WORK REQUEST: Report each line of the listing below that holds "swatch".

EXTRACTED INFORMATION:
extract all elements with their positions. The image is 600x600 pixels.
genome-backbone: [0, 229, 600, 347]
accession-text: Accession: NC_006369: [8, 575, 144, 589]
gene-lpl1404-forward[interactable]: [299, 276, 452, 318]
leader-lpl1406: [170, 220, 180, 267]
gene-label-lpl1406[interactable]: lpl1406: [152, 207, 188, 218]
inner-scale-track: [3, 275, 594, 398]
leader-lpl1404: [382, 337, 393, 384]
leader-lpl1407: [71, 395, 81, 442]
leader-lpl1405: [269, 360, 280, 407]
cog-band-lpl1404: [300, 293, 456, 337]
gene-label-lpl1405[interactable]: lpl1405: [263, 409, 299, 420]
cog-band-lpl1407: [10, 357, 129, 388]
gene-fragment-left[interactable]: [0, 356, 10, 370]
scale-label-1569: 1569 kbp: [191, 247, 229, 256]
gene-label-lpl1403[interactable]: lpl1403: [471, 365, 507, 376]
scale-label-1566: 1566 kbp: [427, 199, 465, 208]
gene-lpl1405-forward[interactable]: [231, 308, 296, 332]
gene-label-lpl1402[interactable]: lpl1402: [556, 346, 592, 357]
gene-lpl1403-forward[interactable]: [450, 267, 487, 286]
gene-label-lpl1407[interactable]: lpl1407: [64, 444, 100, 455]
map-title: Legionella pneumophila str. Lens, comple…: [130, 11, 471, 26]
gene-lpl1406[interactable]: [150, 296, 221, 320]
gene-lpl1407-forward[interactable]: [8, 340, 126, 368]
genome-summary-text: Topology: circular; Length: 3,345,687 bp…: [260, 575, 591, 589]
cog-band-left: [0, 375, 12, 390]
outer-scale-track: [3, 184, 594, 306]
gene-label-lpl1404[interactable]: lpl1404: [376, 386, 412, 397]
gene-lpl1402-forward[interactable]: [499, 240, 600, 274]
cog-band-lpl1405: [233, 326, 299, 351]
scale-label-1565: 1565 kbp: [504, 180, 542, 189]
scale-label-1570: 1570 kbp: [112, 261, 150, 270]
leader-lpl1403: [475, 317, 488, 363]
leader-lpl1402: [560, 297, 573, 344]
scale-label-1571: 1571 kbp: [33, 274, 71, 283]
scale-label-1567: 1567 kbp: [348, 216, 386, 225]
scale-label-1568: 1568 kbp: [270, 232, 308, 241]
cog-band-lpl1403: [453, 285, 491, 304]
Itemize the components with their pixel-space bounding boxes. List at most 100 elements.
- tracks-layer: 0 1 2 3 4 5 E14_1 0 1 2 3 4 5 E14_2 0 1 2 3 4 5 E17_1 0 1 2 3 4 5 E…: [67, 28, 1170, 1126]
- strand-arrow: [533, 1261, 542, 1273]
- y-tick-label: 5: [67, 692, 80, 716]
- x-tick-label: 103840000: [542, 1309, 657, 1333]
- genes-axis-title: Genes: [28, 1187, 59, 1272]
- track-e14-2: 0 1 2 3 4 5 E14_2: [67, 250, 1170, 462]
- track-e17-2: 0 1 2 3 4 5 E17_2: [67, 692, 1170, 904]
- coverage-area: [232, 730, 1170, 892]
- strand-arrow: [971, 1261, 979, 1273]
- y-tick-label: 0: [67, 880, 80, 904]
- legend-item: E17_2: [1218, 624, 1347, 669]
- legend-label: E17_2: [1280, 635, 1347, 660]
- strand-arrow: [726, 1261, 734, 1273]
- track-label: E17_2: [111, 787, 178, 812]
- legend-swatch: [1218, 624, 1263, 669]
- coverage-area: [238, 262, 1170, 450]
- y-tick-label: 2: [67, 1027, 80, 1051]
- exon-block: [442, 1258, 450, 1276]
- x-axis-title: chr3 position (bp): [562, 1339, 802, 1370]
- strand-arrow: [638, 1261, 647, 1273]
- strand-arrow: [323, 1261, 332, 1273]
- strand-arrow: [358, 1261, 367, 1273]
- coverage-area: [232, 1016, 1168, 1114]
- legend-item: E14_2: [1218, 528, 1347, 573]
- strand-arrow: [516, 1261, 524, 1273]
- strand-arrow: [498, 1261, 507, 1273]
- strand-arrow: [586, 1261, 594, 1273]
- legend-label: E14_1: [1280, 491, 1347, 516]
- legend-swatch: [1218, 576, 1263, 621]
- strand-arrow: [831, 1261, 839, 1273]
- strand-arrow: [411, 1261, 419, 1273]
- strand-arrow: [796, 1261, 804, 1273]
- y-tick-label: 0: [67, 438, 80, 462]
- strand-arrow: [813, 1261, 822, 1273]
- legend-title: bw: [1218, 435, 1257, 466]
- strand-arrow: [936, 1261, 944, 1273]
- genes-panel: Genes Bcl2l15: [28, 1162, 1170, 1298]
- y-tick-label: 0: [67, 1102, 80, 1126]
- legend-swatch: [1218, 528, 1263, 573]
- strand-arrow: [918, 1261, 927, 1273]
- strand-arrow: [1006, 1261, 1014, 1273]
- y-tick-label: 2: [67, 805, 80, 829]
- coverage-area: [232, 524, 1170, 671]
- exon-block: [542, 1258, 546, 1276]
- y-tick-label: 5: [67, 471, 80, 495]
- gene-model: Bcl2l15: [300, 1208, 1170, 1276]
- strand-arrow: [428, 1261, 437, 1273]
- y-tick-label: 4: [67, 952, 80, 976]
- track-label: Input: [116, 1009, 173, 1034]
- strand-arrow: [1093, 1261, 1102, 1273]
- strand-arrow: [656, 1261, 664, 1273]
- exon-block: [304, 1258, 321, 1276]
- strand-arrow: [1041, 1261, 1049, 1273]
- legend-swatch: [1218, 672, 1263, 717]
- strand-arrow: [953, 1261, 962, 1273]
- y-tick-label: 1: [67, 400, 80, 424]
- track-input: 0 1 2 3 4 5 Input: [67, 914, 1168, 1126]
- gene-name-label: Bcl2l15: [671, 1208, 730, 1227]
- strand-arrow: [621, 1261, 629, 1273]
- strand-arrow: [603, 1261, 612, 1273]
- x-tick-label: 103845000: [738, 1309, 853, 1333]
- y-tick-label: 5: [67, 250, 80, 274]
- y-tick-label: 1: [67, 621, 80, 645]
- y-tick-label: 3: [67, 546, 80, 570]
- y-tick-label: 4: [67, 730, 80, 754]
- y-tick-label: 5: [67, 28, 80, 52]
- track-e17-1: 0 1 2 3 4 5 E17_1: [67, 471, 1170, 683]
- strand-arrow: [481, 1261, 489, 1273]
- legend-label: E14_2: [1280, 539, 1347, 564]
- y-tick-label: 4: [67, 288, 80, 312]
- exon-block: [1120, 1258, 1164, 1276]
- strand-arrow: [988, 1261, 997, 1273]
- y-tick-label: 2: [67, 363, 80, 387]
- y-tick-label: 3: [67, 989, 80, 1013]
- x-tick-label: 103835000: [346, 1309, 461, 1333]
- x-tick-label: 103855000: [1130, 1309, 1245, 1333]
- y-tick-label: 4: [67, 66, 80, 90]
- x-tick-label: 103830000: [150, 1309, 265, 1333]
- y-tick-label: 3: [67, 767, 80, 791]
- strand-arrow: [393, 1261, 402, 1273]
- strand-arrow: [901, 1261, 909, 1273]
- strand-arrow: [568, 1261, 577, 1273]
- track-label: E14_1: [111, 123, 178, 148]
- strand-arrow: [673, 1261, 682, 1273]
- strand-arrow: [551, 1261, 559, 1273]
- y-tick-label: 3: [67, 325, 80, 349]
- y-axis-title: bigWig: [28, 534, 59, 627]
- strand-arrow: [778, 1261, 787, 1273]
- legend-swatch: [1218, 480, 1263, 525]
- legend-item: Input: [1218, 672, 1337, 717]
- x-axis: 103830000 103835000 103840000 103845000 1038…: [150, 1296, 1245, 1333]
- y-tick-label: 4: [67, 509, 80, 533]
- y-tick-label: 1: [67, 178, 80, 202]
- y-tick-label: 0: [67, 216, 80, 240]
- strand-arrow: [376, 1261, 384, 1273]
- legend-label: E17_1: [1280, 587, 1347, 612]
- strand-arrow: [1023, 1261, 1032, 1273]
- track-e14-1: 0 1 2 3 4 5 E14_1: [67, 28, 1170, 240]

RESPONSE AREA:
- legend-swatch: [1218, 624, 1263, 669]
- legend-swatch: [1218, 576, 1263, 621]
- legend-swatch: [1218, 528, 1263, 573]
- legend-swatch: [1218, 672, 1263, 717]
- legend-swatch: [1218, 480, 1263, 525]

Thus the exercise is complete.